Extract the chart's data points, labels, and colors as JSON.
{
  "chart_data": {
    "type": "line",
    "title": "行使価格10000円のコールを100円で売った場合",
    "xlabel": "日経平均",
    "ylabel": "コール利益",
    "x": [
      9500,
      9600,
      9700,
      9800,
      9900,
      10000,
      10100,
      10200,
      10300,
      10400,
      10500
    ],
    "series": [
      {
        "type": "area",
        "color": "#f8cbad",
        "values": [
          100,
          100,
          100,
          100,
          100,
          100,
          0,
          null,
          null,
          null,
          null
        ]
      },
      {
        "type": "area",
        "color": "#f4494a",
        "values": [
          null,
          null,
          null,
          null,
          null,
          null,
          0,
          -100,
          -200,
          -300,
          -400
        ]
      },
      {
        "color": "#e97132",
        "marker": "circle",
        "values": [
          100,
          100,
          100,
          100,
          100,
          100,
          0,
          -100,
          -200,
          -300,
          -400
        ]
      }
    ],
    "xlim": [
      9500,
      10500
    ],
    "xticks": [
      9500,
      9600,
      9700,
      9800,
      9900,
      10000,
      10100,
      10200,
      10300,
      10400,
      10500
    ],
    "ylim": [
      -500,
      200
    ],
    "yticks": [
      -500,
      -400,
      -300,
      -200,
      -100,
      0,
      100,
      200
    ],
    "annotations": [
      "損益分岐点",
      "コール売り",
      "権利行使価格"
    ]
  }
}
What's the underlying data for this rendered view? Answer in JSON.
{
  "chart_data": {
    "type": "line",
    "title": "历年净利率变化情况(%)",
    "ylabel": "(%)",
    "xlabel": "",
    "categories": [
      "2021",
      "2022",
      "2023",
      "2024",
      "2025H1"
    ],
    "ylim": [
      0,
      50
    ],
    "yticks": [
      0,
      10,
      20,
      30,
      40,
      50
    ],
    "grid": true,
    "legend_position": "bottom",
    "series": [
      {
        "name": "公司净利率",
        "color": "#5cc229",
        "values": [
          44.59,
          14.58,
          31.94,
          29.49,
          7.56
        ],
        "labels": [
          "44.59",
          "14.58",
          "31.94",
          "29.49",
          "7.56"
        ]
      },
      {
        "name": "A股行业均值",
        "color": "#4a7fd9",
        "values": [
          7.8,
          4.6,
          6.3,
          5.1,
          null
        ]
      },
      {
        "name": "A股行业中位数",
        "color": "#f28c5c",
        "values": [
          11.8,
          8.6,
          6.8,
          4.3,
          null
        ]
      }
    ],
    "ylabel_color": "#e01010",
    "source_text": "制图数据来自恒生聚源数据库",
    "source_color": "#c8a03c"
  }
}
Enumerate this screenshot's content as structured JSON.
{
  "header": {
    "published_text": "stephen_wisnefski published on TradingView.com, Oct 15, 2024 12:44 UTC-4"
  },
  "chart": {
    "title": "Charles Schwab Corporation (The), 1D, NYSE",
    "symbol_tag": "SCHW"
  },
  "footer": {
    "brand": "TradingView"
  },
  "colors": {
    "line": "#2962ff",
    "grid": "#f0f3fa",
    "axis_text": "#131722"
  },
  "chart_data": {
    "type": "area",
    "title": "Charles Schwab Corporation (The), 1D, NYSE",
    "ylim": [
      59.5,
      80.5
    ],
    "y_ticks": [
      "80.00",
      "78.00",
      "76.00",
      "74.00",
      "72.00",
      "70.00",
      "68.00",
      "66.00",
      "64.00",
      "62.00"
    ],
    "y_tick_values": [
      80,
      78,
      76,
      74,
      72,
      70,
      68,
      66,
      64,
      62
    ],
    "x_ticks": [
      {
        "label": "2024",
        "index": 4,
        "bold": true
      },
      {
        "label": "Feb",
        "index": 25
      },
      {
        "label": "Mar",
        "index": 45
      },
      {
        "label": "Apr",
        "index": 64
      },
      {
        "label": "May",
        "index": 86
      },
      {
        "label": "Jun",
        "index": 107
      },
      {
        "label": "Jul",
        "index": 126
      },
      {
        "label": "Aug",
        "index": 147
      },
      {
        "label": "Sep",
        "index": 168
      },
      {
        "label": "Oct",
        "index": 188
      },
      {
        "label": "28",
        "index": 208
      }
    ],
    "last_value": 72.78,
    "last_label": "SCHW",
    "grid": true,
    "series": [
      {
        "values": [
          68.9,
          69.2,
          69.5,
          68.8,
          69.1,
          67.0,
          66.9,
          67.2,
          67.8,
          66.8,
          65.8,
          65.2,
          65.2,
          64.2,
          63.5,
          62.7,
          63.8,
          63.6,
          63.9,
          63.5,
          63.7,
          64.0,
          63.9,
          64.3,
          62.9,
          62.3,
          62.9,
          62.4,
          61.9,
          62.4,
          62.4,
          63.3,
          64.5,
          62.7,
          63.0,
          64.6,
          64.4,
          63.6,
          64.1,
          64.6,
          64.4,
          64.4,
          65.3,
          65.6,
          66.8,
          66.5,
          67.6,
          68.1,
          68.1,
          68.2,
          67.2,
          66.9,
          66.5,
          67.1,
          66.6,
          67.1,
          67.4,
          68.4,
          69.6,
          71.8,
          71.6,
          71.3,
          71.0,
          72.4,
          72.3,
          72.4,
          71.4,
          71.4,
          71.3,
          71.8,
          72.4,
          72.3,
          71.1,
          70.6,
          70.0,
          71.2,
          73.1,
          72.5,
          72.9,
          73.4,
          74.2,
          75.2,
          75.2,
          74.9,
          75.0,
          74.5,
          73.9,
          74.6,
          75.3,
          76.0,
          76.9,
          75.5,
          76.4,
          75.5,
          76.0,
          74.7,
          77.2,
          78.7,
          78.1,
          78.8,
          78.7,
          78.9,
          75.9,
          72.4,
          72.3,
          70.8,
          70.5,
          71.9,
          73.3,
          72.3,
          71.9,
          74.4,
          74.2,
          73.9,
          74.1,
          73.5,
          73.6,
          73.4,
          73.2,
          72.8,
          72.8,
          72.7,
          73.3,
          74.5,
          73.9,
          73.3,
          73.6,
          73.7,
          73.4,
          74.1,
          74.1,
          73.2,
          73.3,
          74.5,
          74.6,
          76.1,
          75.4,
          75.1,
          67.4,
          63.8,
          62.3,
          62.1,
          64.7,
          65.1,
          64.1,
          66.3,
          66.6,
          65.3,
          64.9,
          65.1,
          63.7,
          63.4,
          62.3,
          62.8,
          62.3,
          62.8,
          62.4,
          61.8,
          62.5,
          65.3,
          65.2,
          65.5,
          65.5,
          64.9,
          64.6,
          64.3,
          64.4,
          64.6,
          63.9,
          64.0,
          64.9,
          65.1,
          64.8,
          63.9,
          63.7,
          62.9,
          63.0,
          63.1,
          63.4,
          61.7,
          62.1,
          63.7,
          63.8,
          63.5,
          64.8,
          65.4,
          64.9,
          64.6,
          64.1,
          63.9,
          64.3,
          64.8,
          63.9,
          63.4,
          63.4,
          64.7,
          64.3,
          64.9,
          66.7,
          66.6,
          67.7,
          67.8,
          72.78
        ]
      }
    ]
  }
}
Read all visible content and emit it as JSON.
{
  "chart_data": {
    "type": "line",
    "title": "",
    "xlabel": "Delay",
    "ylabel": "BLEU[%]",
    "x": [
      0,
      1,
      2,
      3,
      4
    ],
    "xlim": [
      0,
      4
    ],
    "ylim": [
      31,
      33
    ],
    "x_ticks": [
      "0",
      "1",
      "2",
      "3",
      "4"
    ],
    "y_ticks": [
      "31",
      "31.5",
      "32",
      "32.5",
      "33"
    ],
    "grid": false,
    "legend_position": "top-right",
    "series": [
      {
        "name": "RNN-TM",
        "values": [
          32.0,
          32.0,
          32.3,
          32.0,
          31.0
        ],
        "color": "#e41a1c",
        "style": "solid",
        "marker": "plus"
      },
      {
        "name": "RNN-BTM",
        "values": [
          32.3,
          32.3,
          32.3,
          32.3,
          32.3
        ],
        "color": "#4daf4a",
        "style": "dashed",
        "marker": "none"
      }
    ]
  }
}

====================

* [Goal]
Pull out every line in the material above where "TradingView" occurs.

* [Solution]
    "published_text": "stephen_wisnefski published on TradingView.com, Oct 15, 2024 12:44 UTC-4"
    "brand": "TradingView"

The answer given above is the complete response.